**YOUR TASK:**
Take every line where the string "JSON" appears and copy it.

--- START STORED DATA ---

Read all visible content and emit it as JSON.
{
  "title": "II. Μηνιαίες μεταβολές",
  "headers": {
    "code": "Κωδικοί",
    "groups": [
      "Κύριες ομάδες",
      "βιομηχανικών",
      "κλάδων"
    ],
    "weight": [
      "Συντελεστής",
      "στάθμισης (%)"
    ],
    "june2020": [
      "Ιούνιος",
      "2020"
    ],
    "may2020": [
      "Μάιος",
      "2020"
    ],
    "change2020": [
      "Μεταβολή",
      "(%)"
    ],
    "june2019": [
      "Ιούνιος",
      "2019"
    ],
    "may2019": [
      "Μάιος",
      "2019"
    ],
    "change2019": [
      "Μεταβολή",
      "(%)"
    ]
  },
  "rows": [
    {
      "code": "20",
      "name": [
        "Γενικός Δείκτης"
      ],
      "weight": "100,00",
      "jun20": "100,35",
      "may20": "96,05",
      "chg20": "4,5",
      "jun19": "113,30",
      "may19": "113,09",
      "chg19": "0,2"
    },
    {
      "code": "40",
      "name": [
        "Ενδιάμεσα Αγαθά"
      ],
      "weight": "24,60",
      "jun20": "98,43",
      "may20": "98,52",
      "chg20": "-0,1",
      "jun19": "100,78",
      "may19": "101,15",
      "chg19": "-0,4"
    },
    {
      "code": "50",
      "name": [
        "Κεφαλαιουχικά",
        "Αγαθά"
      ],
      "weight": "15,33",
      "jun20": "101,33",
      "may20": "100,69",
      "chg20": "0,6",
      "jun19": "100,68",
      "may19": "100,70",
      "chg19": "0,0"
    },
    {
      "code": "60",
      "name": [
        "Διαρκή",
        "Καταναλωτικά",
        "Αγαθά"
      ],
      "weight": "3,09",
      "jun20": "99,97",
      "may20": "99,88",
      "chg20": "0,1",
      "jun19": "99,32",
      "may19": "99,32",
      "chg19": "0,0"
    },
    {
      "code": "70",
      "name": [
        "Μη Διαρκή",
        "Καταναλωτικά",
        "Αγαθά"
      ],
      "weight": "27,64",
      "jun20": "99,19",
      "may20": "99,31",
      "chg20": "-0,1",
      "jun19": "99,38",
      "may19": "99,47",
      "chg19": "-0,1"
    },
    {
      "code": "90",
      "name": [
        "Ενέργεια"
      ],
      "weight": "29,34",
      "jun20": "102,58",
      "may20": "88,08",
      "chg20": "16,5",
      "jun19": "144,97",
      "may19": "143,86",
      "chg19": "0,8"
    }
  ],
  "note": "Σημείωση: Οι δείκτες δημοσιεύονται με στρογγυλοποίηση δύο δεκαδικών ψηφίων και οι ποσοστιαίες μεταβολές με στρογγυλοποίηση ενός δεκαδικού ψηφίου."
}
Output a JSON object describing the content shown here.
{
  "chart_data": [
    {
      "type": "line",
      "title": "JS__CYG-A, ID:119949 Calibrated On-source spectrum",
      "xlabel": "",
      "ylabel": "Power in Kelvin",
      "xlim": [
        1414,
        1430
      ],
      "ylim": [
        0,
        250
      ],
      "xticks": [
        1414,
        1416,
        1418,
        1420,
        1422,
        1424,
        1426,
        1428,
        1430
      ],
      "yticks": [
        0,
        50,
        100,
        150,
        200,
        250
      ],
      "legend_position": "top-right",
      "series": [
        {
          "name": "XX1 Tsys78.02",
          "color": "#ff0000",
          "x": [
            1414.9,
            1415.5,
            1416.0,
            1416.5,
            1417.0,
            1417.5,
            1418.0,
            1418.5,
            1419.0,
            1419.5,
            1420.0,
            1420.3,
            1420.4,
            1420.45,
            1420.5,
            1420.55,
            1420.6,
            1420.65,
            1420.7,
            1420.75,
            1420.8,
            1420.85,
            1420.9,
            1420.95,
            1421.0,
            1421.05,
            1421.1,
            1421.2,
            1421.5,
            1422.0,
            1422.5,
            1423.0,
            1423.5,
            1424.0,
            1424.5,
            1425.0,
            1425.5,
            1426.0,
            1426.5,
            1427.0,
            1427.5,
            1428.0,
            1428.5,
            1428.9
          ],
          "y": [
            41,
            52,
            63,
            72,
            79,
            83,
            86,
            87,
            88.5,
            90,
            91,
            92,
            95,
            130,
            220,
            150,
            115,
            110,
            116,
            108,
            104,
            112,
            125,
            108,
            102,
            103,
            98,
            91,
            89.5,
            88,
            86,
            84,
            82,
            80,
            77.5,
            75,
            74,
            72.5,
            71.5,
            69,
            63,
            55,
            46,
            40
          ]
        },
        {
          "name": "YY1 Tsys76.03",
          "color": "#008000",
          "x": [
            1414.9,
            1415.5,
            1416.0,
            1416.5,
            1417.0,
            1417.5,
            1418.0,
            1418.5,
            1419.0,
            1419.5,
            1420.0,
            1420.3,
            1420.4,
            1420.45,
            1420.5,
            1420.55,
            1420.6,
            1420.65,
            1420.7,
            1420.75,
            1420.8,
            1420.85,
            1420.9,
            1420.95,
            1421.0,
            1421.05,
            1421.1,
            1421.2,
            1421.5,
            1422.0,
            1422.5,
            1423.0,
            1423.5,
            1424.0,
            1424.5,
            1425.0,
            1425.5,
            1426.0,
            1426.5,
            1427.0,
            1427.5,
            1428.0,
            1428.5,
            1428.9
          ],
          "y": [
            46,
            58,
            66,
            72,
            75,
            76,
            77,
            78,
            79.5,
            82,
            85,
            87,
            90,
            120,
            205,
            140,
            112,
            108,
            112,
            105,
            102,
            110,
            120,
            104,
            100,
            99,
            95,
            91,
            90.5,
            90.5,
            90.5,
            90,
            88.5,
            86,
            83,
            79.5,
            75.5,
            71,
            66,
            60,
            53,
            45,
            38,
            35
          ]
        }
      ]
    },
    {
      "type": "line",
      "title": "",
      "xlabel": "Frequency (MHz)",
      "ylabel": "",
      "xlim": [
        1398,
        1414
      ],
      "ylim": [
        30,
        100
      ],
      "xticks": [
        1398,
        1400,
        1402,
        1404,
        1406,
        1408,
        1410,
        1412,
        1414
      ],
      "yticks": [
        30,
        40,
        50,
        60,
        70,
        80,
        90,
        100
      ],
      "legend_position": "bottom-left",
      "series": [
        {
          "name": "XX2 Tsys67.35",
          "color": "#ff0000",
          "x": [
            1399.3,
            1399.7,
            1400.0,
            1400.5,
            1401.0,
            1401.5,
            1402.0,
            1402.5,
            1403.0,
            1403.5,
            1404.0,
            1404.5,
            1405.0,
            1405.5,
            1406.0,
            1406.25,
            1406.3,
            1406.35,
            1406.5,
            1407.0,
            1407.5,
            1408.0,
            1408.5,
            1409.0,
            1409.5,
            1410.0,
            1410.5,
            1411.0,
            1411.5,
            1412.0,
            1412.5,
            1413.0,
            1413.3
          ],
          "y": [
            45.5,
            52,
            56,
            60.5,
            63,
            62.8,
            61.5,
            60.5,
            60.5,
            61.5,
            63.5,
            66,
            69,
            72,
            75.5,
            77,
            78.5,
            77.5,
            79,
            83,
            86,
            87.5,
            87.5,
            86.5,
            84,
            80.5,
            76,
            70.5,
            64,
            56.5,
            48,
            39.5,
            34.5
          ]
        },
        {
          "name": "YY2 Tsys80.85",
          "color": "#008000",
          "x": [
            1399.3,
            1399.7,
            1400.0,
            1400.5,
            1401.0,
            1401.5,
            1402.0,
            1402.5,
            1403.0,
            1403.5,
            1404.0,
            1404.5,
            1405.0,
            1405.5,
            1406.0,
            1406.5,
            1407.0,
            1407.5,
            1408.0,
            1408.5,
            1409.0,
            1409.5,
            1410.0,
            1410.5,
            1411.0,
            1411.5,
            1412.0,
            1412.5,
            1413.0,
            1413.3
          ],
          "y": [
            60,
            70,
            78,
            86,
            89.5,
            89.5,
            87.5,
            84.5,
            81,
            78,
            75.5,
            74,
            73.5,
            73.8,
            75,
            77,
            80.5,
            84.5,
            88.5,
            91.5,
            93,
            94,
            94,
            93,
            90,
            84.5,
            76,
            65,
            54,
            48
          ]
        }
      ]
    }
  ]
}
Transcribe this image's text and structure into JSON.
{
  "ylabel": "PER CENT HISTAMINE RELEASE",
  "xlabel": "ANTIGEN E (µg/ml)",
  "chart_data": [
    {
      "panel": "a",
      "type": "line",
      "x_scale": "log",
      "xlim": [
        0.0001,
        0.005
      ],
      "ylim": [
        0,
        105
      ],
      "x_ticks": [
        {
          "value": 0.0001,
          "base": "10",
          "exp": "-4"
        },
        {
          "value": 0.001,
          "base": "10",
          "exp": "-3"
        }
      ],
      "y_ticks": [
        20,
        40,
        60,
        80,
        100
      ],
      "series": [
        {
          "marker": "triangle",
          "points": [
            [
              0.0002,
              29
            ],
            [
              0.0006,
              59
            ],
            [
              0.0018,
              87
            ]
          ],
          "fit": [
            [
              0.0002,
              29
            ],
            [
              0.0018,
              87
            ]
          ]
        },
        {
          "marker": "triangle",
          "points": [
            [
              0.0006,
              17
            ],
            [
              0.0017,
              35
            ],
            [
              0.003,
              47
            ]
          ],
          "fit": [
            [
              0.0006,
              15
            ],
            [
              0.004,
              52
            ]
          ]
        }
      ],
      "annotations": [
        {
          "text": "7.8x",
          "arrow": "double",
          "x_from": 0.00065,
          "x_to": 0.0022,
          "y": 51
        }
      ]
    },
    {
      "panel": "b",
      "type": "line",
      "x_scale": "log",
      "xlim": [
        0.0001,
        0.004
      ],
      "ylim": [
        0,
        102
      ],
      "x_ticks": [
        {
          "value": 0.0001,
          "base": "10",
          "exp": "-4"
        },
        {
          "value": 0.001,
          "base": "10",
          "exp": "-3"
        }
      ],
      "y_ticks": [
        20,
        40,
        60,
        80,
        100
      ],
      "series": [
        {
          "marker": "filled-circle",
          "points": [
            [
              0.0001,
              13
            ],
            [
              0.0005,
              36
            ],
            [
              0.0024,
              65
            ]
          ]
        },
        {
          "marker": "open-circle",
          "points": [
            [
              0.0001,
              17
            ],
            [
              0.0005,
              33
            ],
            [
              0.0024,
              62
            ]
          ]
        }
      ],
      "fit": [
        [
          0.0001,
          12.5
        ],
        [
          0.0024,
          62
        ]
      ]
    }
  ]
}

--- END STORED DATA ---

**EXPECTED ANSWER:**
Read all visible content and emit it as JSON.
Output a JSON object describing the content shown here.
Transcribe this image's text and structure into JSON.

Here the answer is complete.